--- EXERCISE SET ---
a. Write out the excerpt word for word from "Next, the Speaker" to "Council in Scotland.".
b. From the records, extract verbatim every line from the line with "seal-stamp-box: 印 bbox=[552, 504, 574, 526]" to the line with "body-line1-text: 児童手当法第 8", including both of those lines.

── EXCERPT

Message from the H. C. to sit a while.
Earl of Warwick's Cause, about the Post Office.
Commission for cruizing on the Irish Coasts to be printed.
Conference about Scotch Papers reported.
Next, the Speaker reported the Effect of the Conference last Night with the House of Commons: "That the House of Commons desired their Lordships Concurrence in divers Particulars, which were read, as followeth:
Earl of Pembroke's Commission, as General in the West.
Message to the H. C. about it and the Scotch Papers.
A Message was sent to the House of Commons, to let them know, that this House agrees with them in the Answers to the Scotts Declarations; and concerning the Commission to be given to the Earl of Pembrooke, this House will send an Answer by Messengers of their own; and further to let them know, that this House will sit this Afternoon, at Three a Clock.
Answer to the Lords of the Privy Council in Scotland.
"We, the Lords and Commons of the Parliament of England, do acknowledge the Brotherly Affection and prudent Care of the Good of both the Kingdoms of England and Scotland, expressed by the Lords of His Majesty's Privy Council of Scotland, in the Reply made by their Lordships upon the 29th Day of September 1642, to our Answer concerning Unity in Religion, and Uniformity of Church Government; and shall be always ready, with our Authority and Endeavours, to promote that important Work, so pious in the Nature of it, and necessary in the Consequences of it for the Security and Prosperity of both Kingdoms, and of all the Foreign Reformed Churches: For the better effecting whereof, we do thankfully embrace the Correspondence of that Honourable Table, and of the Commissioners of the General Assembly, and shall likewise most willingly concur with the good Endeavors and Intentions of those Commissioners, for conserving the Peace betwixt the Kingdoms, according to the Act of Pacification ratified in both Parliaments; hoping and praying, that the God of Heaven will crown our mutual Desires with such an Issue, that the true Religion, the Honour, Safety, and Peace, of His Majesty and all His Kingdoms may be established and preserved, against the malicious Designs and Practices of those who seek openly to oppose or secretly to undermine the same."
Answer to the Commissioners of the National Assembly of Scotland.
"We, the Lords and Commons of England assembled, have with much Contentment and Approbation received the Declaration of the Commissioners of the National Assembly of the Church of Scotland, met at Edenburgh, the 21st of September, 1642, wherein they have rightly apprehended the Grounds of our Resolution, for the Reformation of Church Government, and the freeing of this Church and Kingdom from the Usurpation of the Prelates and their Faction, whereby so many heavy Burthens, Miseries, and Dangers, have long oppressed and distempered this Church and State, and for settling a more firm and perfect Union betwixt both Churches, in Matters concerning Religion and Church Government; for which Purpose, we have passed an Act in both Houses of Parliament, for an Assembly of Godly and Learned Divines of this Kingdom, to be convened upon the 5th of November next, which Act is ready to be dispatched to His Majesty, for His Royal Assent; and we do thankfully accept the good Intention of our Brethren of Scotland, to nominate some Reverend and pious Divines of that Church, to assist in that Assembly, to whom we are ready to grant a Safe Conduct, to secure them in their Passage hither; and shall earnestly join with them in our hearty Prayers and Endeavours, that this great Work so much desired by both Kingdoms may without further Delay take Effect, for the Honour of God, the Good and Comfort of all true-hearted Christians in these and all other Reformed Churches."

────
── TASK INPUTS

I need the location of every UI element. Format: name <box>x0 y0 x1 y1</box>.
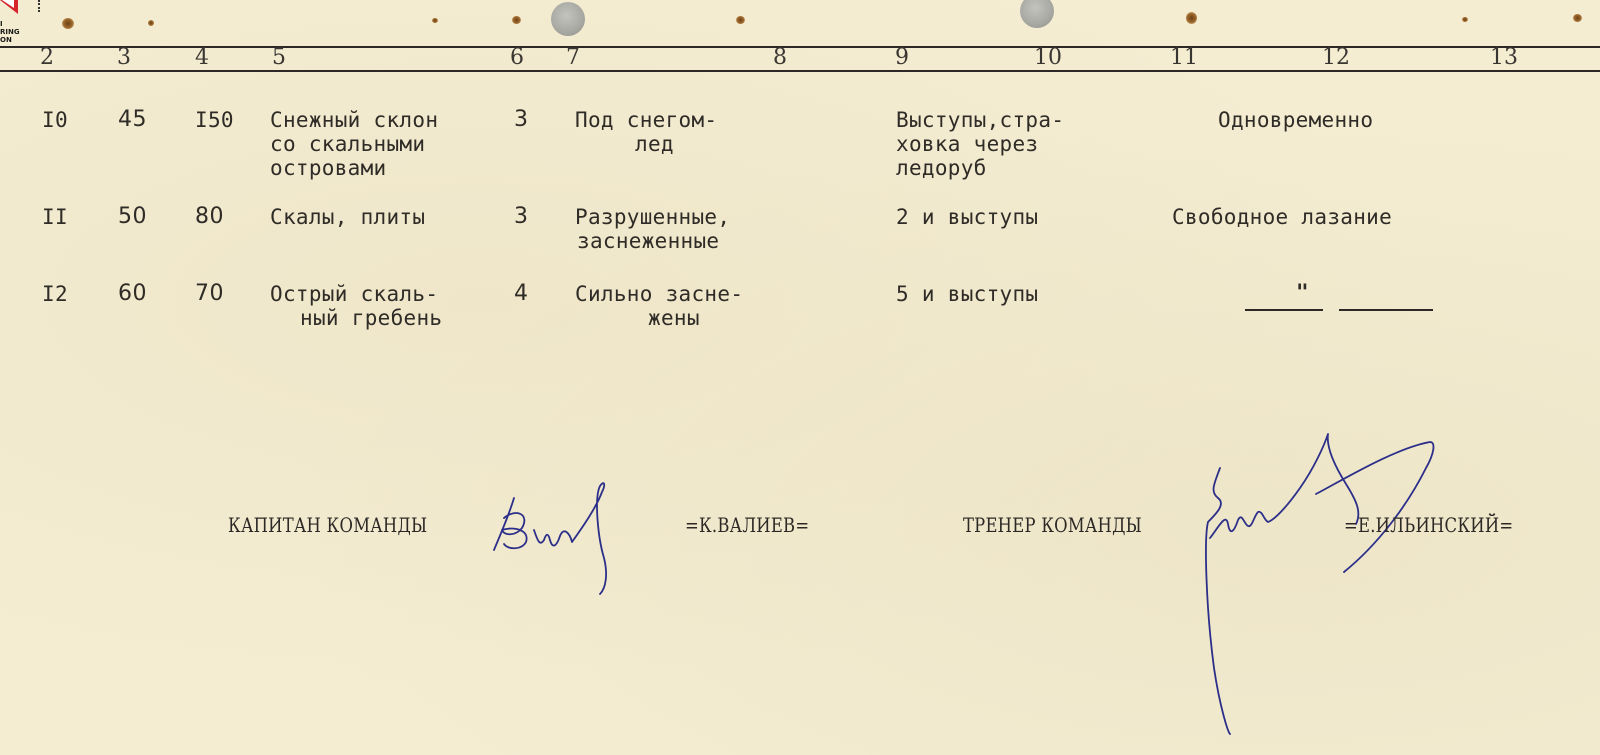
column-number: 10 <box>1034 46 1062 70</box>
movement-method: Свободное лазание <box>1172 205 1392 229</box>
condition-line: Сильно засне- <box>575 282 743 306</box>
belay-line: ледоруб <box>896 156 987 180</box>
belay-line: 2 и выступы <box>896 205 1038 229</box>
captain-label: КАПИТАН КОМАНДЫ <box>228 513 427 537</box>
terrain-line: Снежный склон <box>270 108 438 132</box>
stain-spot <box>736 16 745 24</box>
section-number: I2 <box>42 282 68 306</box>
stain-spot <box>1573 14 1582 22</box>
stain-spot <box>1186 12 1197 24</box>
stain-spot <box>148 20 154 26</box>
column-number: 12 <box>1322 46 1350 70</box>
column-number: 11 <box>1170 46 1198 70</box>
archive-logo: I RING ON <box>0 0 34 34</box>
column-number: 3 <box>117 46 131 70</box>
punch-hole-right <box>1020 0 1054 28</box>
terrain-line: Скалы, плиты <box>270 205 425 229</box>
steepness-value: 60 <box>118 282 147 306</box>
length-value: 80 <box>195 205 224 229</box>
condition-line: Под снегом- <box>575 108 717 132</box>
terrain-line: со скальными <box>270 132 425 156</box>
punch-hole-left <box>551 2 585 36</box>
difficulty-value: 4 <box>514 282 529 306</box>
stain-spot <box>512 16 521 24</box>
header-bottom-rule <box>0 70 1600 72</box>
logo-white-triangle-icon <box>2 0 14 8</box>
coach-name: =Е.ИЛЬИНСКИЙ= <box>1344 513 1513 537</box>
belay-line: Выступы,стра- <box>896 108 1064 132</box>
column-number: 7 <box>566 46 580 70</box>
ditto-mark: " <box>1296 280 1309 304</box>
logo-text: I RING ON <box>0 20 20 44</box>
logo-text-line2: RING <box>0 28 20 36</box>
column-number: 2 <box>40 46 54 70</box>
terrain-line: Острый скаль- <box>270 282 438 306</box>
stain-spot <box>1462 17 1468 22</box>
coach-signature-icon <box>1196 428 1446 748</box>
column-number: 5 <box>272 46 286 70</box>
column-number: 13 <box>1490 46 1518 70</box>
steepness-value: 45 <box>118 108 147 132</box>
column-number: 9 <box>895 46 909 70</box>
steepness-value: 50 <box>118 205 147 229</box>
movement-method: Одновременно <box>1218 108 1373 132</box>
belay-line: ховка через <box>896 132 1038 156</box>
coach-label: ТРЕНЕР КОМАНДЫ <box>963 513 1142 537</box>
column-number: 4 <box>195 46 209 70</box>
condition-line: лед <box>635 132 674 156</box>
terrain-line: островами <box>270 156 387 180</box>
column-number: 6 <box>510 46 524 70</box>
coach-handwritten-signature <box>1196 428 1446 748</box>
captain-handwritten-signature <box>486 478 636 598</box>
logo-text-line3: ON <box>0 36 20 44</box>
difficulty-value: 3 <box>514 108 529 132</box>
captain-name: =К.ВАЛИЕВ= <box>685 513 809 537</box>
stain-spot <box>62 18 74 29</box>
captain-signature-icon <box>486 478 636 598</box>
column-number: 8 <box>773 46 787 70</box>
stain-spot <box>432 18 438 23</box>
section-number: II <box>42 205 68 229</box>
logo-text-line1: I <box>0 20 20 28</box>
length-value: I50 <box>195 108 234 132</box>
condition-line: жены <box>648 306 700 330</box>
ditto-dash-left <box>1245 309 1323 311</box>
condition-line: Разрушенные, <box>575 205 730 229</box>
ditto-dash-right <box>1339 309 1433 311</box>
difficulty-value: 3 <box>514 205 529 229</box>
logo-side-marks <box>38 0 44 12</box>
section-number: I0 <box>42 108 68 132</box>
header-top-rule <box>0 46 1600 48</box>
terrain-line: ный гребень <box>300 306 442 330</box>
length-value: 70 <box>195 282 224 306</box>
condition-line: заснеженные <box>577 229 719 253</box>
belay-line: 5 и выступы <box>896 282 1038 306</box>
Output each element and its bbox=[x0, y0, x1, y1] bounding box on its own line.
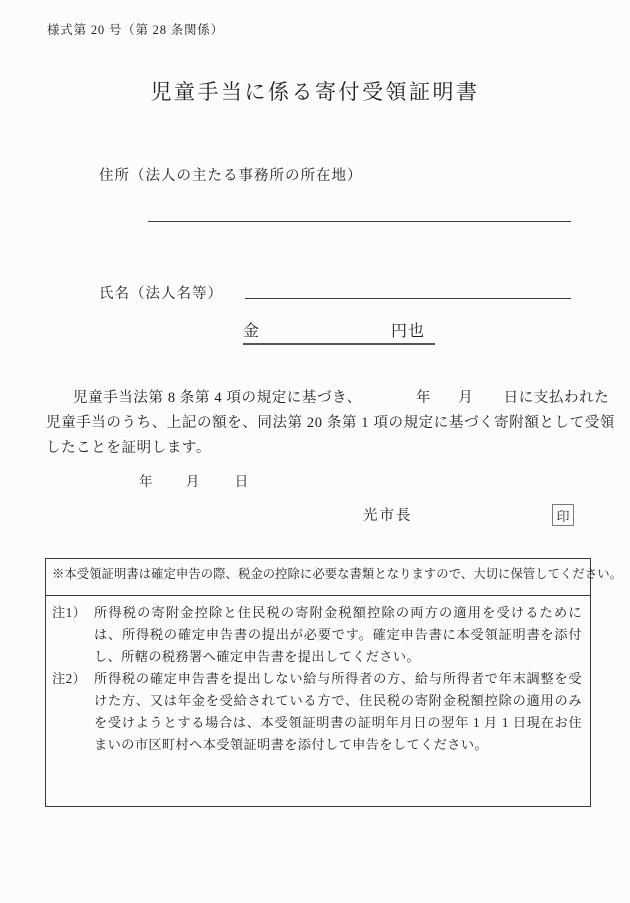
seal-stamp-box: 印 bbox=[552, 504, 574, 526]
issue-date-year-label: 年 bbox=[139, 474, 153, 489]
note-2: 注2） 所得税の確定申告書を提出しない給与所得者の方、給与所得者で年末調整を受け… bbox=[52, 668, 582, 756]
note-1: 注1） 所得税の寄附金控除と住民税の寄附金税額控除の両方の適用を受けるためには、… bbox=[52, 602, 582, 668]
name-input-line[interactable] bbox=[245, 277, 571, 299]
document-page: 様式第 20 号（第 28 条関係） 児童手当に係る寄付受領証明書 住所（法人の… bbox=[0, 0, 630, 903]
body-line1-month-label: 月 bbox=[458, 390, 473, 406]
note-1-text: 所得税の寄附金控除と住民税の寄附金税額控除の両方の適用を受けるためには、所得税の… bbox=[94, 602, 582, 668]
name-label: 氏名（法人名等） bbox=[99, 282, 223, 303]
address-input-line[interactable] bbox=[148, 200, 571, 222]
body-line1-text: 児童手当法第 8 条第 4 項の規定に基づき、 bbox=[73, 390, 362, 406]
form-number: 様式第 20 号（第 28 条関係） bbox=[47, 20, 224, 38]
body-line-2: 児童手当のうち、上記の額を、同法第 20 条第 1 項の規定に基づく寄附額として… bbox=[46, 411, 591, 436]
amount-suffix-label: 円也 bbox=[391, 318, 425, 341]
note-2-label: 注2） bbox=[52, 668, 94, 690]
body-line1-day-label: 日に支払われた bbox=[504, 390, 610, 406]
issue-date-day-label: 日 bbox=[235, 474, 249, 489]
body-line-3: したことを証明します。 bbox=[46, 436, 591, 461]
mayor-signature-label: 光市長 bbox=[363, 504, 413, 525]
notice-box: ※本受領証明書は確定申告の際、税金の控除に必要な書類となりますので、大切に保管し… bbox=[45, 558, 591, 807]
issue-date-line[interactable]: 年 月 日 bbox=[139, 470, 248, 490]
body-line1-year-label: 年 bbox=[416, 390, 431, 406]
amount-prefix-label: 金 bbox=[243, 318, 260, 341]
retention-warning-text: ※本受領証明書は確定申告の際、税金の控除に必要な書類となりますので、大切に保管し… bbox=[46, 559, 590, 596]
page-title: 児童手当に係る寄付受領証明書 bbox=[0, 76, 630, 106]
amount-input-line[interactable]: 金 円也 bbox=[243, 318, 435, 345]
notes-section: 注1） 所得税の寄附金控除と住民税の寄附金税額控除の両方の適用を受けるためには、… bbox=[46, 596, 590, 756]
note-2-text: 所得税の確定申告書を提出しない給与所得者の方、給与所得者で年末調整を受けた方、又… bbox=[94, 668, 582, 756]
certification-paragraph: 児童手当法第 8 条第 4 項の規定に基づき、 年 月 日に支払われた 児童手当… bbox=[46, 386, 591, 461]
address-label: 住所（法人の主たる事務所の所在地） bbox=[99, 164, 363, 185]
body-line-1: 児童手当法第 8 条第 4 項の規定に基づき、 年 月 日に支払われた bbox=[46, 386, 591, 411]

────

--- COMPLETED EXERCISE ---
a.
Next, the Speaker reported the Effect of the Conference last Night with the House of Commons: "That the House of Commons desired their Lordships Concurrence in divers Particulars, which were read, as followeth:
Earl of Pembroke's Commission, as General in the West.
Message to the H. C. about it and the Scotch Papers.
A Message was sent to the House of Commons, to let them know, that this House agrees with them in the Answers to the Scotts Declarations; and concerning the Commission to be given to the Earl of Pembrooke, this House will send an Answer by Messengers of their own; and further to let them know, that this House will sit this Afternoon, at Three a Clock.
Answer to the Lords of the Privy Council in Scotland.

b.
seal-stamp-box: 印 bbox=[552, 504, 574, 526]
issue-date-year-label: 年 bbox=[139, 474, 153, 489]
note-2: 注2） 所得税の確定申告書を提出しない給与所得者の方、給与所得者で年末調整を受け… bbox=[52, 668, 582, 756]
note-1: 注1） 所得税の寄附金控除と住民税の寄附金税額控除の両方の適用を受けるためには、… bbox=[52, 602, 582, 668]
name-input-line[interactable] bbox=[245, 277, 571, 299]
document-page: 様式第 20 号（第 28 条関係） 児童手当に係る寄付受領証明書 住所（法人の… bbox=[0, 0, 630, 903]
body-line1-month-label: 月 bbox=[458, 390, 473, 406]
note-1-text: 所得税の寄附金控除と住民税の寄附金税額控除の両方の適用を受けるためには、所得税の… bbox=[94, 602, 582, 668]
name-label: 氏名（法人名等） bbox=[99, 282, 223, 303]
address-input-line[interactable] bbox=[148, 200, 571, 222]
body-line1-text: 児童手当法第 8 条第 4 項の規定に基づき、 bbox=[73, 390, 362, 406]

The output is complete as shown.